** Data section **
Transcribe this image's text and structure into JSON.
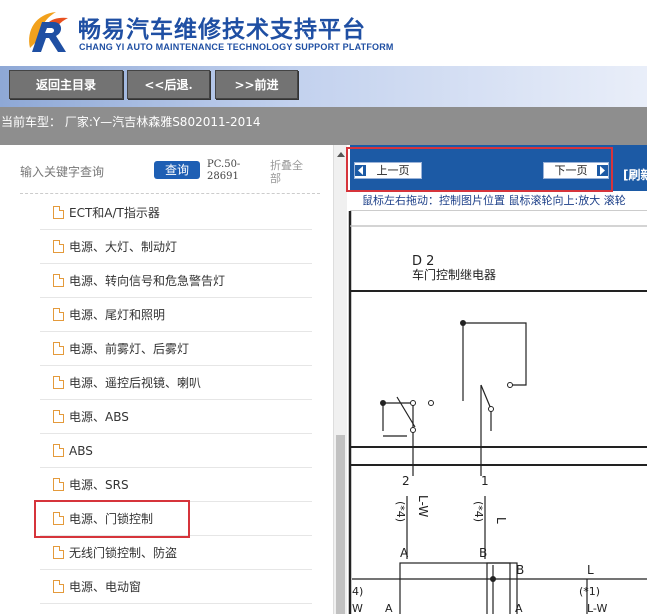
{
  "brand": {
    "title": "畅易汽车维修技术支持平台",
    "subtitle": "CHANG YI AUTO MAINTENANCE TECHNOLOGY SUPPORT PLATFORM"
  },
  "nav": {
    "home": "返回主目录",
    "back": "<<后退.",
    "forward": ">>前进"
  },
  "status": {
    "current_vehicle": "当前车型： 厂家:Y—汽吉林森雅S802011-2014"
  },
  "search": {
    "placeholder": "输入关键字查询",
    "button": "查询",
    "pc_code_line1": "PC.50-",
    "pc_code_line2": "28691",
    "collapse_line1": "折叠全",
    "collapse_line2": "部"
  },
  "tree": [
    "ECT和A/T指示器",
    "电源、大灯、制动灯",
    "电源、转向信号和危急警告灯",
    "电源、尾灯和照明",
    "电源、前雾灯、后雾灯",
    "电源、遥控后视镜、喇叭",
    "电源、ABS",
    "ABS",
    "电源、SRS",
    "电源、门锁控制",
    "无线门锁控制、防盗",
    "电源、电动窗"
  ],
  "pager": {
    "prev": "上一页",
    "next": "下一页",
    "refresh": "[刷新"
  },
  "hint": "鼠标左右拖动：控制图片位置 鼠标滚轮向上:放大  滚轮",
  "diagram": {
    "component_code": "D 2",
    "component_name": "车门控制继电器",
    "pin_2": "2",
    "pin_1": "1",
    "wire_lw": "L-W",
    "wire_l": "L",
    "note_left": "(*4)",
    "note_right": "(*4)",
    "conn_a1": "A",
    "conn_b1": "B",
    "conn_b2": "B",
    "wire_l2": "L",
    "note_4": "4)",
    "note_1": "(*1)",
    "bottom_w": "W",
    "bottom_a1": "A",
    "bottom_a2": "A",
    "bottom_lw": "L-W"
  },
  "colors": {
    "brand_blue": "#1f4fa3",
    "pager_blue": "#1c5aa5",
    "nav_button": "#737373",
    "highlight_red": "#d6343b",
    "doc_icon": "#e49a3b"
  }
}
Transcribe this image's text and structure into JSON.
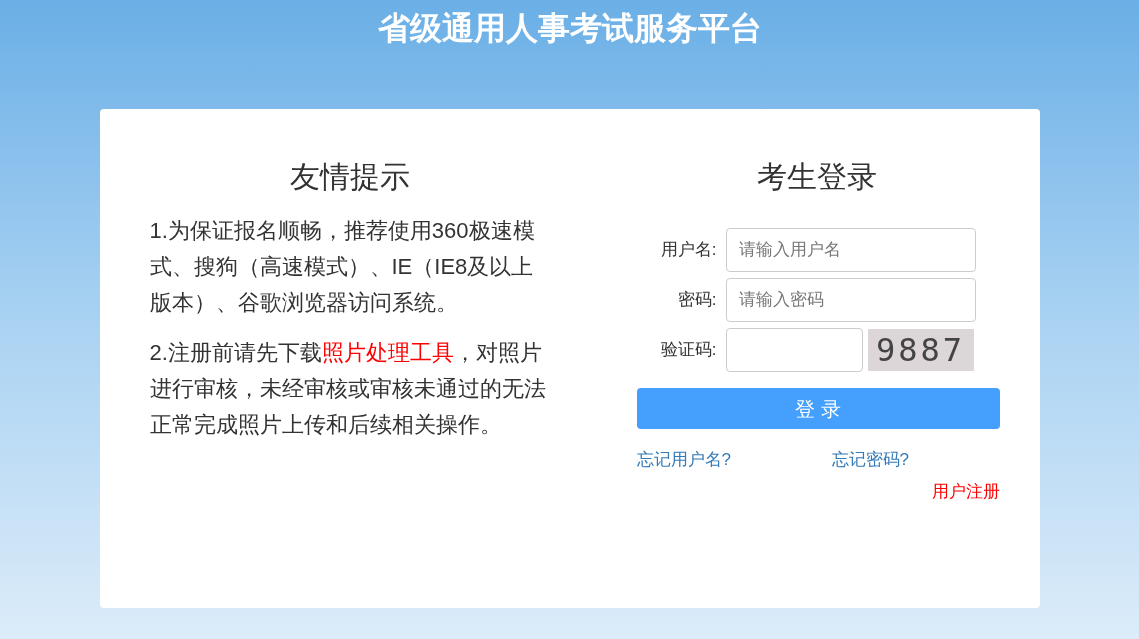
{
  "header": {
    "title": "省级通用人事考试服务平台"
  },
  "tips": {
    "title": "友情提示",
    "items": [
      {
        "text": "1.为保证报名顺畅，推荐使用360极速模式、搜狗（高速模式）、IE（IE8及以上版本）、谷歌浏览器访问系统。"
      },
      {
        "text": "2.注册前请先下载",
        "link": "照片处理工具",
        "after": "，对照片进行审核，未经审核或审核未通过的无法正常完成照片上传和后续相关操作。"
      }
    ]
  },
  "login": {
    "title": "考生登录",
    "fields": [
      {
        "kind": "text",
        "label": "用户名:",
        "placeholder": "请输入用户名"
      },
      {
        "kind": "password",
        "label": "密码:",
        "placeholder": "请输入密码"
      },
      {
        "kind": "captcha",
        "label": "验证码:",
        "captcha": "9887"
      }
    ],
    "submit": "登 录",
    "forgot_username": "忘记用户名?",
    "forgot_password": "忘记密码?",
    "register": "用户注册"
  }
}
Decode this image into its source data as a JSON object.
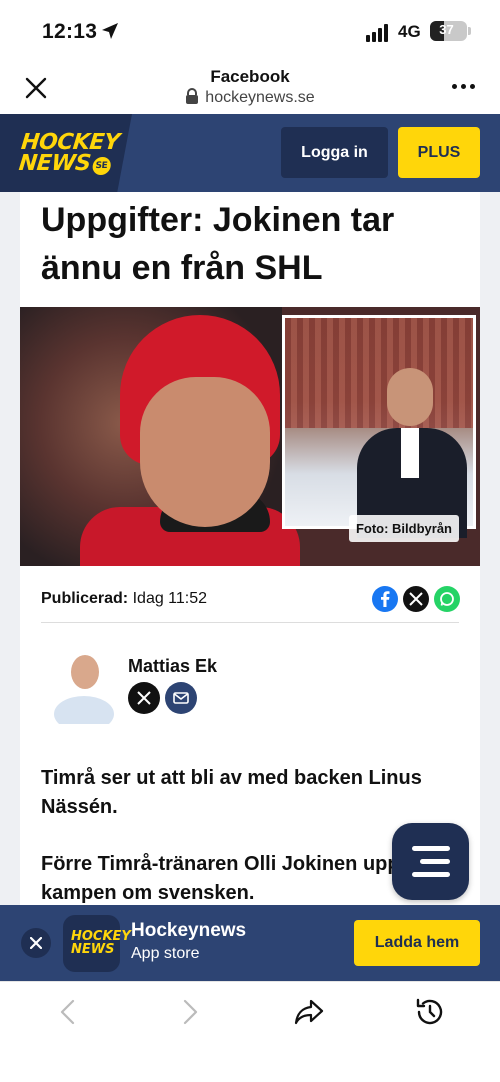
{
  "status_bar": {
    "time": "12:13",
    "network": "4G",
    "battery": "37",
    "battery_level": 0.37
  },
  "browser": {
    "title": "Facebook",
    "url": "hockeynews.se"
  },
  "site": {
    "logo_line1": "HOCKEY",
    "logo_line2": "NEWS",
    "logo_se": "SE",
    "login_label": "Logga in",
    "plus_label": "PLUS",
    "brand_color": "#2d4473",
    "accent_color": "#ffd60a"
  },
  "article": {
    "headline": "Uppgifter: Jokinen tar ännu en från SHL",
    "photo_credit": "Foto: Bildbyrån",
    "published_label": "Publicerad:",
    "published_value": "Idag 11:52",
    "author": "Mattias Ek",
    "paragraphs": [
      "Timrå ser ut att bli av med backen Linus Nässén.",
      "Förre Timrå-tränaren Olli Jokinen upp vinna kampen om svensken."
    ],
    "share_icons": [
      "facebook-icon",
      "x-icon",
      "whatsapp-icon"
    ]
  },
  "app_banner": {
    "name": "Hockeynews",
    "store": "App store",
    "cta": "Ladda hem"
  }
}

** To do **
Pick out the lines above that hold the string "kind" and show them.

** Output for this exercise **
        "kind": "text",
        "kind": "password",
        "kind": "captcha",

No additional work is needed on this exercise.